Without including any pictures, write out the listing below exactly.
* start Records shown *
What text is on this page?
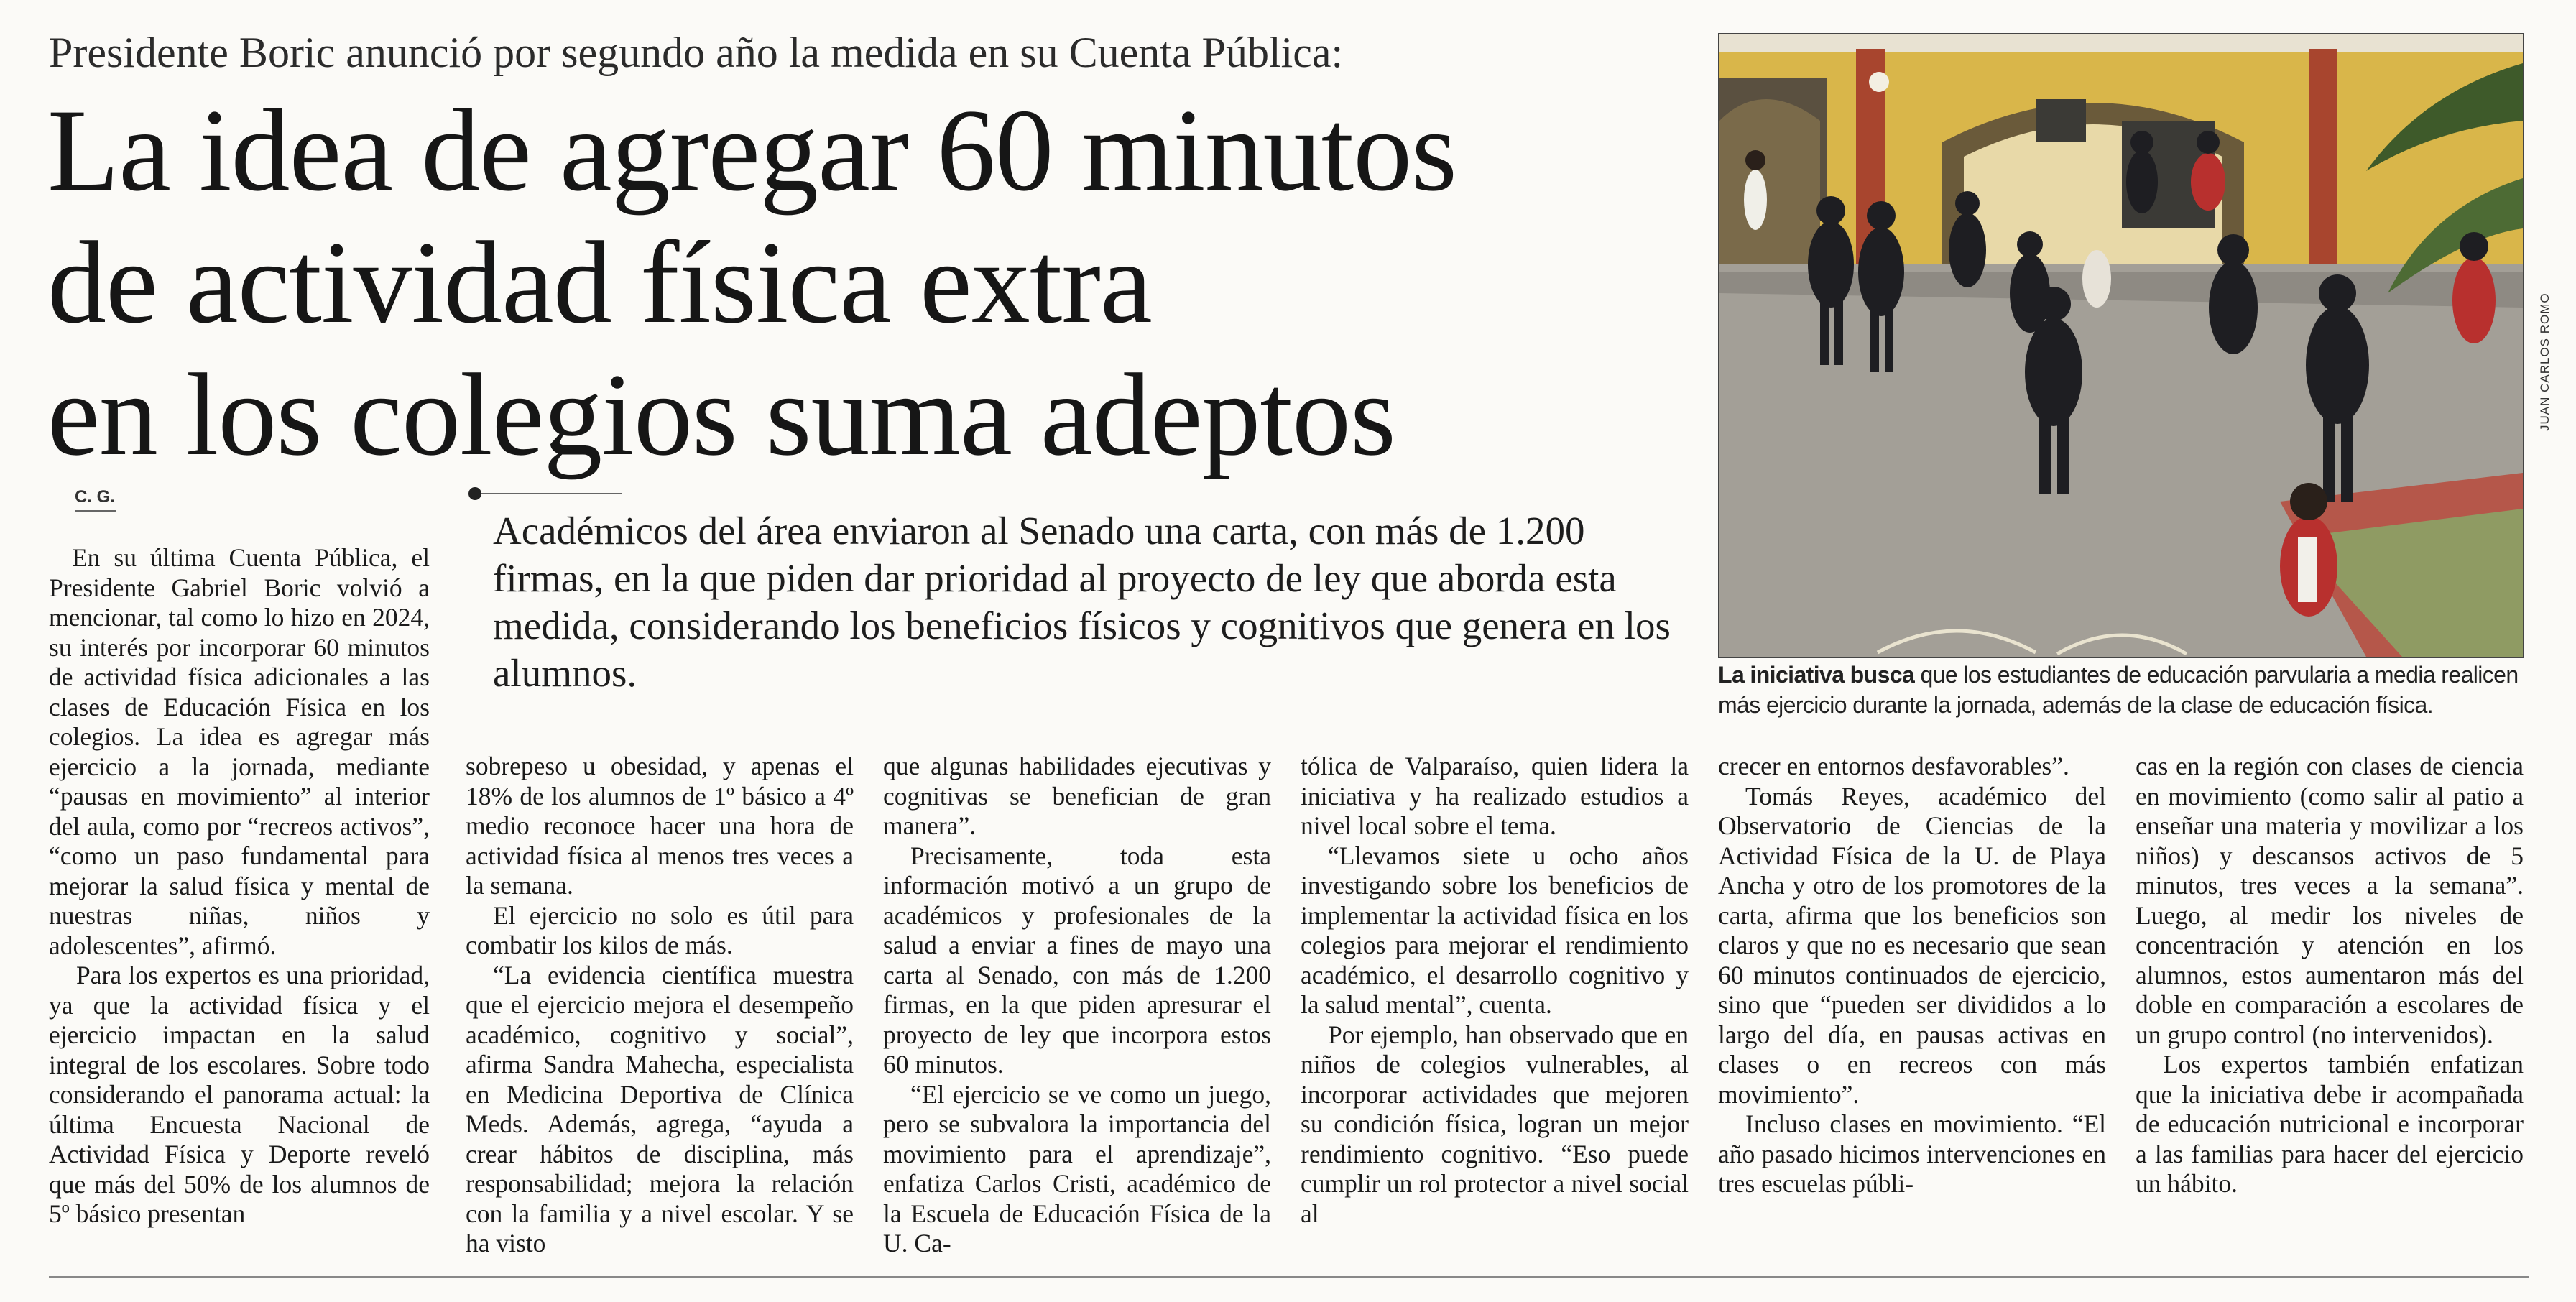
Presidente Boric anunció por segundo año la medida en su Cuenta Pública:
La idea de agregar 60 minutos
de actividad física extra
en los colegios suma adeptos
C. G.
Académicos del área enviaron al Senado una carta, con más de 1.200 firmas, en la que piden dar prioridad al proyecto de ley que aborda esta medida, considerando los beneficios físicos y cognitivos que genera en los alumnos.

En su última Cuenta Pública, el Presidente Gabriel Boric volvió a mencionar, tal como lo hizo en 2024, su interés por incorporar 60 minutos de actividad física adicionales a las clases de Educación Física en los colegios. La idea es agregar más ejercicio a la jornada, mediante “pausas en movimiento” al interior del aula, como por “recreos activos”, “como un paso fundamental para mejorar la salud física y mental de nuestras niñas, niños y adolescentes”, afirmó.

Para los expertos es una prioridad, ya que la actividad física y el ejercicio impactan en la salud integral de los escolares. Sobre todo considerando el panorama actual: la última Encuesta Nacional de Actividad Física y Deporte reveló que más del 50% de los alumnos de 5º básico presentan

sobrepeso u obesidad, y apenas el 18% de los alumnos de 1º básico a 4º medio reconoce hacer una hora de actividad física al menos tres veces a la semana.

El ejercicio no solo es útil para combatir los kilos de más.

“La evidencia científica muestra que el ejercicio mejora el desempeño académico, cognitivo y social”, afirma Sandra Mahecha, especialista en Medicina Deportiva de Clínica Meds. Además, agrega, “ayuda a crear hábitos de disciplina, más responsabilidad; mejora la relación con la familia y a nivel escolar. Y se ha visto

que algunas habilidades ejecutivas y cognitivas se benefician de gran manera”.

Precisamente, toda esta información motivó a un grupo de académicos y profesionales de la salud a enviar a fines de mayo una carta al Senado, con más de 1.200 firmas, en la que piden apresurar el proyecto de ley que incorpora estos 60 minutos.

“El ejercicio se ve como un juego, pero se subvalora la importancia del movimiento para el aprendizaje”, enfatiza Carlos Cristi, académico de la Escuela de Educación Física de la U. Ca-

tólica de Valparaíso, quien lidera la iniciativa y ha realizado estudios a nivel local sobre el tema.

“Llevamos siete u ocho años investigando sobre los beneficios de implementar la actividad física en los colegios para mejorar el rendimiento académico, el desarrollo cognitivo y la salud mental”, cuenta.

Por ejemplo, han observado que en niños de colegios vulnerables, al incorporar actividades que mejoren su condición física, logran un mejor rendimiento cognitivo. “Eso puede cumplir un rol protector a nivel social al

crecer en entornos desfavorables”.

Tomás Reyes, académico del Observatorio de Ciencias de la Actividad Física de la U. de Playa Ancha y otro de los promotores de la carta, afirma que los beneficios son claros y que no es necesario que sean 60 minutos continuados de ejercicio, sino que “pueden ser divididos a lo largo del día, en pausas activas en clases o en recreos con más movimiento”.

Incluso clases en movimiento. “El año pasado hicimos intervenciones en tres escuelas públi-

cas en la región con clases de ciencia en movimiento (como salir al patio a enseñar una materia y movilizar a los niños) y descansos activos de 5 minutos, tres veces a la semana”. Luego, al medir los niveles de concentración y atención en los alumnos, estos aumentaron más del doble en comparación a escolares de un grupo control (no intervenidos).

Los expertos también enfatizan que la iniciativa debe ir acompañada de educación nutricional e incorporar a las familias para hacer del ejercicio un hábito.

JUAN CARLOS ROMO
La iniciativa busca que los estudiantes de educación parvularia a media realicen más ejercicio durante la jornada, además de la clase de educación física.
* end Records shown *
→ Response below:
What text is on this page?
Presidente Boric anunció por segundo año la medida en su Cuenta Pública:
La idea de agregar 60 minutos
de actividad física extra
en los colegios suma adeptos
C. G.
Académicos del área enviaron al Senado una carta, con más de 1.200 firmas, en la que piden dar prioridad al proyecto de ley que aborda esta medida, considerando los beneficios físicos y cognitivos que genera en los alumnos.

En su última Cuenta Pública, el Presidente Gabriel Boric volvió a mencionar, tal como lo hizo en 2024, su interés por incorporar 60 minutos de actividad física adicionales a las clases de Educación Física en los colegios. La idea es agregar más ejercicio a la jornada, mediante “pausas en movimiento” al interior del aula, como por “recreos activos”, “como un paso fundamental para mejorar la salud física y mental de nuestras niñas, niños y adolescentes”, afirmó.

Para los expertos es una prioridad, ya que la actividad física y el ejercicio impactan en la salud integral de los escolares. Sobre todo considerando el panorama actual: la última Encuesta Nacional de Actividad Física y Deporte reveló que más del 50% de los alumnos de 5º básico presentan

sobrepeso u obesidad, y apenas el 18% de los alumnos de 1º básico a 4º medio reconoce hacer una hora de actividad física al menos tres veces a la semana.

El ejercicio no solo es útil para combatir los kilos de más.

“La evidencia científica muestra que el ejercicio mejora el desempeño académico, cognitivo y social”, afirma Sandra Mahecha, especialista en Medicina Deportiva de Clínica Meds. Además, agrega, “ayuda a crear hábitos de disciplina, más responsabilidad; mejora la relación con la familia y a nivel escolar. Y se ha visto

que algunas habilidades ejecutivas y cognitivas se benefician de gran manera”.

Precisamente, toda esta información motivó a un grupo de académicos y profesionales de la salud a enviar a fines de mayo una carta al Senado, con más de 1.200 firmas, en la que piden apresurar el proyecto de ley que incorpora estos 60 minutos.

“El ejercicio se ve como un juego, pero se subvalora la importancia del movimiento para el aprendizaje”, enfatiza Carlos Cristi, académico de la Escuela de Educación Física de la U. Ca-

tólica de Valparaíso, quien lidera la iniciativa y ha realizado estudios a nivel local sobre el tema.

“Llevamos siete u ocho años investigando sobre los beneficios de implementar la actividad física en los colegios para mejorar el rendimiento académico, el desarrollo cognitivo y la salud mental”, cuenta.

Por ejemplo, han observado que en niños de colegios vulnerables, al incorporar actividades que mejoren su condición física, logran un mejor rendimiento cognitivo. “Eso puede cumplir un rol protector a nivel social al

crecer en entornos desfavorables”.

Tomás Reyes, académico del Observatorio de Ciencias de la Actividad Física de la U. de Playa Ancha y otro de los promotores de la carta, afirma que los beneficios son claros y que no es necesario que sean 60 minutos continuados de ejercicio, sino que “pueden ser divididos a lo largo del día, en pausas activas en clases o en recreos con más movimiento”.

Incluso clases en movimiento. “El año pasado hicimos intervenciones en tres escuelas públi-

cas en la región con clases de ciencia en movimiento (como salir al patio a enseñar una materia y movilizar a los niños) y descansos activos de 5 minutos, tres veces a la semana”. Luego, al medir los niveles de concentración y atención en los alumnos, estos aumentaron más del doble en comparación a escolares de un grupo control (no intervenidos).

Los expertos también enfatizan que la iniciativa debe ir acompañada de educación nutricional e incorporar a las familias para hacer del ejercicio un hábito.

JUAN CARLOS ROMO
La iniciativa busca que los estudiantes de educación parvularia a media realicen más ejercicio durante la jornada, además de la clase de educación física.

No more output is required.